**Given information**
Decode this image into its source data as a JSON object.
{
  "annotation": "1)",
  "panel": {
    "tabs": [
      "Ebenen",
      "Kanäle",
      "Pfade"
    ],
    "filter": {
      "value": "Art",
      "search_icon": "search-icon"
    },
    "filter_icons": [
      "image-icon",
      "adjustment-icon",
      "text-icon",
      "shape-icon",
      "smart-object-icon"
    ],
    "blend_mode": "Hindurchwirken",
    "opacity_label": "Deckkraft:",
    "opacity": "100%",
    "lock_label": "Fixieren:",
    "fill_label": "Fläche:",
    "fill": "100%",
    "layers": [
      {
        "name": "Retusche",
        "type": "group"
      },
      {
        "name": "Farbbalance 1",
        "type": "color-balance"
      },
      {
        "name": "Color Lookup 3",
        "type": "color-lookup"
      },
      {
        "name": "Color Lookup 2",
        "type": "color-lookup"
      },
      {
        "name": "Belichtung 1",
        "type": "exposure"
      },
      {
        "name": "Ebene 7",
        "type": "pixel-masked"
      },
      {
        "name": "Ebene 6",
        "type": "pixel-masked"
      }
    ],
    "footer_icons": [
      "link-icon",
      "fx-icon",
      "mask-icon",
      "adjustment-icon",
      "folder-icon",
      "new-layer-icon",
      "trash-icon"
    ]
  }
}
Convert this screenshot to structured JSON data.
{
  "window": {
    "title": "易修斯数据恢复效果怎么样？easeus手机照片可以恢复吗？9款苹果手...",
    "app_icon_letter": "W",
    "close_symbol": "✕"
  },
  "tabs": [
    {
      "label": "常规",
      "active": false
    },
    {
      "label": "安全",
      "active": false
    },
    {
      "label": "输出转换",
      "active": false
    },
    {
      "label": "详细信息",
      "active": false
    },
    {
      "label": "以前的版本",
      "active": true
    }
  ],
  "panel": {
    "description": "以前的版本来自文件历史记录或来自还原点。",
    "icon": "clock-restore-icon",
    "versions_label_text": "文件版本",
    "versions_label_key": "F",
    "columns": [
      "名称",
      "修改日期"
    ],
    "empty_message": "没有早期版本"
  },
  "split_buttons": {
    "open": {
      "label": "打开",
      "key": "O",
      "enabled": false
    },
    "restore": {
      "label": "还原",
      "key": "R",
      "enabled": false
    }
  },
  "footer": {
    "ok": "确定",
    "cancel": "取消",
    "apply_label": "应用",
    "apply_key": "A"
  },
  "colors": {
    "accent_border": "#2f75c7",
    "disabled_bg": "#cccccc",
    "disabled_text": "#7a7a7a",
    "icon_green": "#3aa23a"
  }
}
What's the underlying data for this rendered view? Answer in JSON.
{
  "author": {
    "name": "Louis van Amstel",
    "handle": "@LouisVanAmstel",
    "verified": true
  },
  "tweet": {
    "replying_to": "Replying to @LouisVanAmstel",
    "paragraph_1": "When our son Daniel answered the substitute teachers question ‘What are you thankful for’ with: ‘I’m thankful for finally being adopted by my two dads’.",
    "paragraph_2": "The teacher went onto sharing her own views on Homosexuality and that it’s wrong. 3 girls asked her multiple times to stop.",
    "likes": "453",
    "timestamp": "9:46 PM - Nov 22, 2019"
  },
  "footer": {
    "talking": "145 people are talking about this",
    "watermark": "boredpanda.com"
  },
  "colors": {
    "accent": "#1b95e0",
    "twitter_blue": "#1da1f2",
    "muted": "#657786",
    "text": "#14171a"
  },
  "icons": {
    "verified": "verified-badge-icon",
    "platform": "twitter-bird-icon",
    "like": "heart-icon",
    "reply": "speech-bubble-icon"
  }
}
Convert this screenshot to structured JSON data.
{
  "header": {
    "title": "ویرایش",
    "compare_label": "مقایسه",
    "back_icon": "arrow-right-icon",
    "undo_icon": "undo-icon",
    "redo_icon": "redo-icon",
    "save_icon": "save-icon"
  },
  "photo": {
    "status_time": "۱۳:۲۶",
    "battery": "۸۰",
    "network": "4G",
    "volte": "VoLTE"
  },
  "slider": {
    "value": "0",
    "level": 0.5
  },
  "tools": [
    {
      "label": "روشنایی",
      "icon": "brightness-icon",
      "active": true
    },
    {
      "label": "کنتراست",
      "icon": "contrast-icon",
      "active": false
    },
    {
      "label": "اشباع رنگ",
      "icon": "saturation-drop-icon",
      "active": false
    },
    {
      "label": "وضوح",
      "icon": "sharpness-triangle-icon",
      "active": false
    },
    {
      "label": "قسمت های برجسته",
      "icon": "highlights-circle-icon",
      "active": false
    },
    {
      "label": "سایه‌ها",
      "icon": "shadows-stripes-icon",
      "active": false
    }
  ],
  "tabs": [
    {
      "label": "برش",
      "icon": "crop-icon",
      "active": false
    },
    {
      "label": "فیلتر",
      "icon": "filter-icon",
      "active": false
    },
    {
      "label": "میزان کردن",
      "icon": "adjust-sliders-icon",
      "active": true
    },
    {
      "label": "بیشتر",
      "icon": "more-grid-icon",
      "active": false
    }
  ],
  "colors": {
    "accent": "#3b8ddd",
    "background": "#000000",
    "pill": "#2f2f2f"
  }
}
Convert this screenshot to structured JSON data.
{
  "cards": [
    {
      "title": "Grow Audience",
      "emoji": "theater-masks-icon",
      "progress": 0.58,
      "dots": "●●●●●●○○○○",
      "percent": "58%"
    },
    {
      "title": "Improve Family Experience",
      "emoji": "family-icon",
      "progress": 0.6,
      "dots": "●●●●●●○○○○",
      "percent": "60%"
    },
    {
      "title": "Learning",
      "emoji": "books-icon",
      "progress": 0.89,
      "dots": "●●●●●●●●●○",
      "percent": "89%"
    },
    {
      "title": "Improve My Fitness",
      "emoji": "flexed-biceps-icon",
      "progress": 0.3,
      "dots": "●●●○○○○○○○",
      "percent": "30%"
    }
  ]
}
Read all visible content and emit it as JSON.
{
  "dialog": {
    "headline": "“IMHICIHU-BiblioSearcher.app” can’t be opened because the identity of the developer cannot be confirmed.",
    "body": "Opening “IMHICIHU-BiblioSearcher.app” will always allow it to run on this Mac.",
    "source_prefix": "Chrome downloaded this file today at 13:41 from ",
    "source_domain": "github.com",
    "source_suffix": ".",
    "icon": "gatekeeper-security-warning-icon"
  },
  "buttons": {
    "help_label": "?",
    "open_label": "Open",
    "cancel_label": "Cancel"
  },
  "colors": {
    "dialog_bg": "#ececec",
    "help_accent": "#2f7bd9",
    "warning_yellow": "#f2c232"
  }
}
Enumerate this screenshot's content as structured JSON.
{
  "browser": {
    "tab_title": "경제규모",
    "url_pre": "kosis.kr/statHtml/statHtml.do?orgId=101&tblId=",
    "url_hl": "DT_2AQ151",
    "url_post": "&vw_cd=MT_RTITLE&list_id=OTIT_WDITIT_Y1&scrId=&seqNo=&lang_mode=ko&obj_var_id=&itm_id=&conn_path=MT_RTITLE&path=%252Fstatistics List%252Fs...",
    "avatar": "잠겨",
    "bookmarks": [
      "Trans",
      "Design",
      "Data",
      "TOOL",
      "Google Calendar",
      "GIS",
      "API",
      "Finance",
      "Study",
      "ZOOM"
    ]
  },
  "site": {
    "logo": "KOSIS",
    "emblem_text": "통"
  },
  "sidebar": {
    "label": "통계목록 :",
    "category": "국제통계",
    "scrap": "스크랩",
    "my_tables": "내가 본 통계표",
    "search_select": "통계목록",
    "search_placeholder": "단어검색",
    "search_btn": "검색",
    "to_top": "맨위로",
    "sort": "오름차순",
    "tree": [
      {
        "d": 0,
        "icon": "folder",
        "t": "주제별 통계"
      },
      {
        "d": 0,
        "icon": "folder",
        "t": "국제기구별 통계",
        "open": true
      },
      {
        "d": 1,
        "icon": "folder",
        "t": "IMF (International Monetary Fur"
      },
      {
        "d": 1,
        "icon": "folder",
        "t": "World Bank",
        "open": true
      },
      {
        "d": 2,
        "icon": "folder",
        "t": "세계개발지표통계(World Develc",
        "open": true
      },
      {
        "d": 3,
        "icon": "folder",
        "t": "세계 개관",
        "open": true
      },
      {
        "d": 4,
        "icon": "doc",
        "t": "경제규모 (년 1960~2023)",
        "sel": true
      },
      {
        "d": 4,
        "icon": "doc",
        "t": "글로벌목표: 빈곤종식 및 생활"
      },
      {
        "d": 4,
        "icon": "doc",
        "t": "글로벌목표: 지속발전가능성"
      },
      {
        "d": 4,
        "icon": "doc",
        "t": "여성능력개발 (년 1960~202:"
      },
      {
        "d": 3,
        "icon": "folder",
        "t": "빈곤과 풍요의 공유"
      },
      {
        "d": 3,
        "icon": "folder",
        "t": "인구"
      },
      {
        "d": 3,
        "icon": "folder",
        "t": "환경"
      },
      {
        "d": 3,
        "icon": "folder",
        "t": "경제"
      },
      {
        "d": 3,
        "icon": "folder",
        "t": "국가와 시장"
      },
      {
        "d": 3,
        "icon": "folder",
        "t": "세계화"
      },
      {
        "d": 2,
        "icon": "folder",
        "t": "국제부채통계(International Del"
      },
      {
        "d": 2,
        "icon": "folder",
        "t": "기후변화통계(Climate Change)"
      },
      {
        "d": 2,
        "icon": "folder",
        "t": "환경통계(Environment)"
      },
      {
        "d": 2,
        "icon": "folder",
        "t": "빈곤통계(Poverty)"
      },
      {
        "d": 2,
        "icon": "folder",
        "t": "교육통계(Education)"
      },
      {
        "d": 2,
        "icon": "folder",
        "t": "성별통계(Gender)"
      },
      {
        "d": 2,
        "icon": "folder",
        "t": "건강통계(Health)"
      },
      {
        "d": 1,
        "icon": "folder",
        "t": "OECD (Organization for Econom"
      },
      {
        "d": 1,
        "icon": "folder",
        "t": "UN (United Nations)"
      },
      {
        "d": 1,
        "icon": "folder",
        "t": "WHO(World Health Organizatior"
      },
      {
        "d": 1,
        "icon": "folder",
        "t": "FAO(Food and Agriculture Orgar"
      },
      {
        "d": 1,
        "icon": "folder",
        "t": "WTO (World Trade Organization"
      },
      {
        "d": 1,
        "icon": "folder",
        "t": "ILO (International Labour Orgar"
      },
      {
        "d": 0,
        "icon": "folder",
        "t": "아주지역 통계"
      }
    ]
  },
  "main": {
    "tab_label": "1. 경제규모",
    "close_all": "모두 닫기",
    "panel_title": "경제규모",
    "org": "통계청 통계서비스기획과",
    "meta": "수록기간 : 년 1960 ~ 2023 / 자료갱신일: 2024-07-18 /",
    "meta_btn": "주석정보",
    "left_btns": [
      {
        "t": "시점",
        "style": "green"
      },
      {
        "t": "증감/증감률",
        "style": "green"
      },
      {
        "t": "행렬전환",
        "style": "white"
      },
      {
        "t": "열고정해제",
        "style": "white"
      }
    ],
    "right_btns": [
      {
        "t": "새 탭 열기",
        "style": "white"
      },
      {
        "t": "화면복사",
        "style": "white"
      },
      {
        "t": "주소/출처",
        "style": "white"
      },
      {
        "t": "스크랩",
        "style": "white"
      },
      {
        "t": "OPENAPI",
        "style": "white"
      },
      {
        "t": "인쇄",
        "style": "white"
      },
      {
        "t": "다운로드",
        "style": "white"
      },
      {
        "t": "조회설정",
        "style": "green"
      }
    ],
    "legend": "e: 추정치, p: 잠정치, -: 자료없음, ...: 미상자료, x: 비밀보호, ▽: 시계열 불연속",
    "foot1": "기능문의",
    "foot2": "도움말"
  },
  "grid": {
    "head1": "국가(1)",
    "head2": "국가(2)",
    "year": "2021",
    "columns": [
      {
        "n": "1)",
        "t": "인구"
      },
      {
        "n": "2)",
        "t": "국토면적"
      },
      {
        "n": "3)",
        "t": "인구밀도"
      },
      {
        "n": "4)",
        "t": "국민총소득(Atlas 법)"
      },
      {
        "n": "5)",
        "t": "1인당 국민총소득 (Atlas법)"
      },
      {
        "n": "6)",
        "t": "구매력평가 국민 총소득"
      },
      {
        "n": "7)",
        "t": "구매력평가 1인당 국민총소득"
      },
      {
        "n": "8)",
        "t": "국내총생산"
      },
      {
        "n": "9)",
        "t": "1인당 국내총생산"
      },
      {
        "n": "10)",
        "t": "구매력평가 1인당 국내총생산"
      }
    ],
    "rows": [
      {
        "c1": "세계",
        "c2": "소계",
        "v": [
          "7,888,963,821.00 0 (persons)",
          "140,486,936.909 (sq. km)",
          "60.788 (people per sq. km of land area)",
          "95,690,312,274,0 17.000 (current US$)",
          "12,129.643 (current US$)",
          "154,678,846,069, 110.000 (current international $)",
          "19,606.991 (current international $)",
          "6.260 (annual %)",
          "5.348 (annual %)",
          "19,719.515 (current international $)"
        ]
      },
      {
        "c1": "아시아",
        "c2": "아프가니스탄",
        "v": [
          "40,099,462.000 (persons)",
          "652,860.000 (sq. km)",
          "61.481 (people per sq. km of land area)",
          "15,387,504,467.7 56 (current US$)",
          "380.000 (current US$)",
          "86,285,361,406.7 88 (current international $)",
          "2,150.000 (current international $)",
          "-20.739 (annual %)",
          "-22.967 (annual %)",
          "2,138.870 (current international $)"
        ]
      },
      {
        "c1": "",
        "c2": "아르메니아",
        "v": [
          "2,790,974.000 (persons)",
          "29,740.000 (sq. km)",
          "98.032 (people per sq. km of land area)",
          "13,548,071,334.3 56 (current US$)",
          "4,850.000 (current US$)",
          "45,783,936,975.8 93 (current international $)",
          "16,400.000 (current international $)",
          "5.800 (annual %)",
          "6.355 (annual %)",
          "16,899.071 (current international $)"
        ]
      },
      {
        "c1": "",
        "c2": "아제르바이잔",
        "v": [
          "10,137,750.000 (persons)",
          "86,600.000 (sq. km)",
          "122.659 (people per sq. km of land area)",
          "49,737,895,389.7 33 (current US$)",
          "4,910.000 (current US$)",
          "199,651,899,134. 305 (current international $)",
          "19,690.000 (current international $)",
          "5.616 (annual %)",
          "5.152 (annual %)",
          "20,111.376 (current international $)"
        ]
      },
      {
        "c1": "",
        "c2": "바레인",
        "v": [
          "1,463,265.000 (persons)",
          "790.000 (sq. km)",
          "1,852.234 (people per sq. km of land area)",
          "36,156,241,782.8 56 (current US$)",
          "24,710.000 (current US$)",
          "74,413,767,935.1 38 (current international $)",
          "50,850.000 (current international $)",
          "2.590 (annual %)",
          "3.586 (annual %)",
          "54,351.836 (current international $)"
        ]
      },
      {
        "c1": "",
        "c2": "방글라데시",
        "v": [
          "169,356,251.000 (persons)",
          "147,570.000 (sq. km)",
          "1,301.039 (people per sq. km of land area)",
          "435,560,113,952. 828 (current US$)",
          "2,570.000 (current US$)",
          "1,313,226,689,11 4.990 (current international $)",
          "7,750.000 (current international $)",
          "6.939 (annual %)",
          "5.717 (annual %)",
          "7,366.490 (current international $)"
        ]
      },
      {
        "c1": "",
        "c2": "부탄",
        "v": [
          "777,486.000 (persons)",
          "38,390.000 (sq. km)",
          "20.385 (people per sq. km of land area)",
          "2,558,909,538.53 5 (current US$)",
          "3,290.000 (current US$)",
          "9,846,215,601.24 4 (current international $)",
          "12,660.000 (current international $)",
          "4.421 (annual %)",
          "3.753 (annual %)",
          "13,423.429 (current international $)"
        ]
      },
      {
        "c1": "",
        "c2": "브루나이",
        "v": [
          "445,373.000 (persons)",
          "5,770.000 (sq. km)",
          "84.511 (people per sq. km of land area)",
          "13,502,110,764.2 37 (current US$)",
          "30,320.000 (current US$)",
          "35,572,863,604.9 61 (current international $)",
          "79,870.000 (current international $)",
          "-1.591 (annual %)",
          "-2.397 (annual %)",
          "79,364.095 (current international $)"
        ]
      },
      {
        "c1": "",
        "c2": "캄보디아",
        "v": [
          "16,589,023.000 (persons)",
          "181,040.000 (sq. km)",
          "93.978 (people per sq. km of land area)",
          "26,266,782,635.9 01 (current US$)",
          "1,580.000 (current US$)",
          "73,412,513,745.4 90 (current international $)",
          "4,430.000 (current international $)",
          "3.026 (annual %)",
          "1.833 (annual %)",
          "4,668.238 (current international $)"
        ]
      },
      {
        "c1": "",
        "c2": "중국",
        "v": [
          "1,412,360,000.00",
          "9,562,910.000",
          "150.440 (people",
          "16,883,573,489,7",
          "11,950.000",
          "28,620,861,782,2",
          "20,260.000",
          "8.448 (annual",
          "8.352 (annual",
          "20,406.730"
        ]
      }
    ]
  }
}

**Problem statement**
Copy out every line of the listing that contains the string "name".

**Result of this exercise**
        "name": "Retusche",
        "name": "Farbbalance 1",
        "name": "Color Lookup 3",
        "name": "Color Lookup 2",
        "name": "Belichtung 1",
        "name": "Ebene 7",
        "name": "Ebene 6",
    "name": "Louis van Amstel",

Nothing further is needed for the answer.